**GIVEN EXERCISE**
Go through the data and copy every line exactly, but not the images.

********************

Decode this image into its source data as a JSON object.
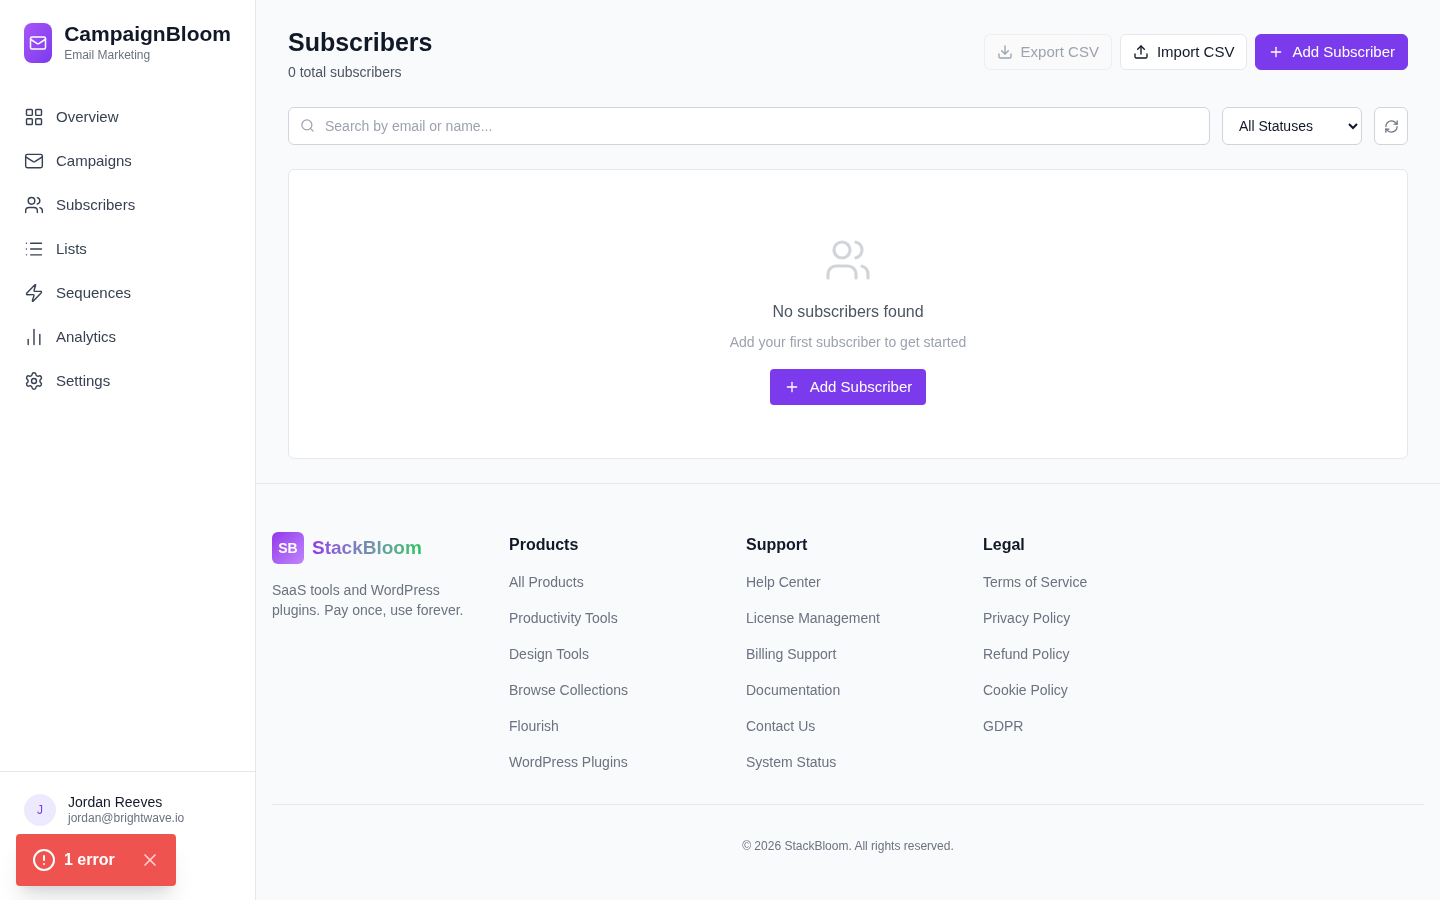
{
  "brand": {
    "name": "CampaignBloom",
    "tagline": "Email Marketing"
  },
  "nav": [
    {
      "label": "Overview",
      "selected": false
    },
    {
      "label": "Campaigns",
      "selected": false
    },
    {
      "label": "Subscribers",
      "selected": false
    },
    {
      "label": "Lists",
      "selected": false
    },
    {
      "label": "Sequences",
      "selected": false
    },
    {
      "label": "Analytics",
      "selected": false
    },
    {
      "label": "Settings",
      "selected": false
    }
  ],
  "user": {
    "initial": "J",
    "name": "Jordan Reeves",
    "email": "jordan@brightwave.io"
  },
  "toast": {
    "text": "1 error"
  },
  "header": {
    "title": "Subscribers",
    "subtitle": "0 total subscribers"
  },
  "actions": [
    {
      "label": "Export CSV",
      "kind": "export",
      "disabled": true
    },
    {
      "label": "Import CSV",
      "kind": "import",
      "disabled": false
    },
    {
      "label": "Add Subscriber",
      "kind": "primary",
      "disabled": false
    }
  ],
  "search": {
    "placeholder": "Search by email or name..."
  },
  "status_filter": {
    "value": "All Statuses"
  },
  "empty_state": {
    "title": "No subscribers found",
    "text": "Add your first subscriber to get started",
    "button": "Add Subscriber"
  },
  "footer": {
    "logo_mark": "SB",
    "logo_name": "StackBloom",
    "blurb": "SaaS tools and WordPress plugins. Pay once, use forever.",
    "columns": [
      {
        "heading": "Products",
        "links": [
          "All Products",
          "Productivity Tools",
          "Design Tools",
          "Browse Collections",
          "Flourish",
          "WordPress Plugins"
        ]
      },
      {
        "heading": "Support",
        "links": [
          "Help Center",
          "License Management",
          "Billing Support",
          "Documentation",
          "Contact Us",
          "System Status"
        ]
      },
      {
        "heading": "Legal",
        "links": [
          "Terms of Service",
          "Privacy Policy",
          "Refund Policy",
          "Cookie Policy",
          "GDPR"
        ]
      }
    ],
    "copyright": "© 2026 StackBloom. All rights reserved."
  }
}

********************

**REPLY**
Decode this image into its source data as a JSON object.
{
  "brand": {
    "name": "CampaignBloom",
    "tagline": "Email Marketing"
  },
  "nav": [
    {
      "label": "Overview",
      "selected": false
    },
    {
      "label": "Campaigns",
      "selected": false
    },
    {
      "label": "Subscribers",
      "selected": false
    },
    {
      "label": "Lists",
      "selected": false
    },
    {
      "label": "Sequences",
      "selected": false
    },
    {
      "label": "Analytics",
      "selected": false
    },
    {
      "label": "Settings",
      "selected": false
    }
  ],
  "user": {
    "initial": "J",
    "name": "Jordan Reeves",
    "email": "jordan@brightwave.io"
  },
  "toast": {
    "text": "1 error"
  },
  "header": {
    "title": "Subscribers",
    "subtitle": "0 total subscribers"
  },
  "actions": [
    {
      "label": "Export CSV",
      "kind": "export",
      "disabled": true
    },
    {
      "label": "Import CSV",
      "kind": "import",
      "disabled": false
    },
    {
      "label": "Add Subscriber",
      "kind": "primary",
      "disabled": false
    }
  ],
  "search": {
    "placeholder": "Search by email or name..."
  },
  "status_filter": {
    "value": "All Statuses"
  },
  "empty_state": {
    "title": "No subscribers found",
    "text": "Add your first subscriber to get started",
    "button": "Add Subscriber"
  },
  "footer": {
    "logo_mark": "SB",
    "logo_name": "StackBloom",
    "blurb": "SaaS tools and WordPress plugins. Pay once, use forever.",
    "columns": [
      {
        "heading": "Products",
        "links": [
          "All Products",
          "Productivity Tools",
          "Design Tools",
          "Browse Collections",
          "Flourish",
          "WordPress Plugins"
        ]
      },
      {
        "heading": "Support",
        "links": [
          "Help Center",
          "License Management",
          "Billing Support",
          "Documentation",
          "Contact Us",
          "System Status"
        ]
      },
      {
        "heading": "Legal",
        "links": [
          "Terms of Service",
          "Privacy Policy",
          "Refund Policy",
          "Cookie Policy",
          "GDPR"
        ]
      }
    ],
    "copyright": "© 2026 StackBloom. All rights reserved."
  }
}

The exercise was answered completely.